[PAGE EXTRACT]:
· · ·

Pirates Hijack Saudi Super-Tanker; Two Britons Held Hostage

The oil industry has found itself facing a fresh global price demon on Monday, after pirates seized what could possibly be the largest booty ever taken on the high seas.

The Saudi super-tanker the ‘Sirus Star’ and its multinational crew, which includes two British merchant seamen, were boarded in the early hours of Sunday morning around 450 nautical miles northeast of Mombasa in Kenya, according to the US Fifth Fleet.

Lieutenant Nathan Christiensen, spokesman for the ship’s fleet, said: “this is unprecedented.

“It’s the largest ship we’ve seen pirated.”

Unlike OPEC production quota cuts and the painfully slow dissension of the global economy into recession, which both have had a marked effect over time on oil prices, pirates have the ability to make a near immediate impact, albeit largely insignificant in relative terms to the two previously stated problems.

Danger aside, the reasons are purely financial. Oil traders fear that if attacks continue in a sustained fashion then insurance premiums for shipping companies will rally out of control. Secondly if shipping companies are forced to adjust their routes in order to avoid the skull and cross-bone infested waters then charter rates will shoot up, and subsequently have a knock-on effect on oil prices.

Mike Wittner, head of oil market research at Societe Generale, in London, said: “Clearly, pirates can move the waters a little bit on a knee-jerk reaction.”

· · ·

[COLLECTED DATA]:
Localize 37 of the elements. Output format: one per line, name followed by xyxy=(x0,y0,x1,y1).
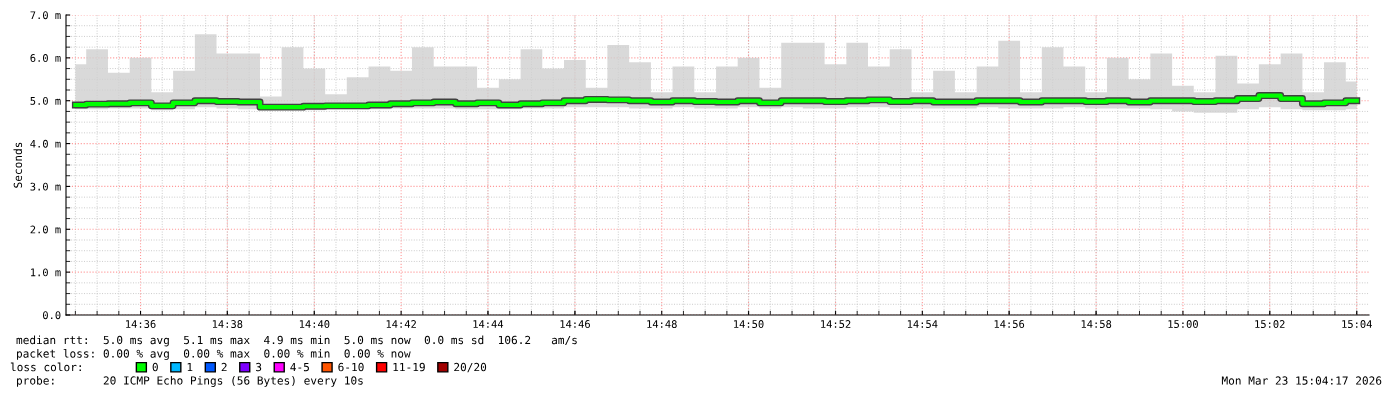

· · ·

[AIM OF THE EXERCISE]:
These questions are about the tanker hijacking article.
(a) How far from Mombasa was the tanker boarded, and in what direction?
(b) How many British merchant seamen are in its crew?
(c) What position does Mike Wittner hold?

[OUTPUT FOR THIS TASK]:
(a) Around 450 nautical miles northeast of Mombasa.
(b) Two.
(c) Head of oil market research at Societe Generale, in London.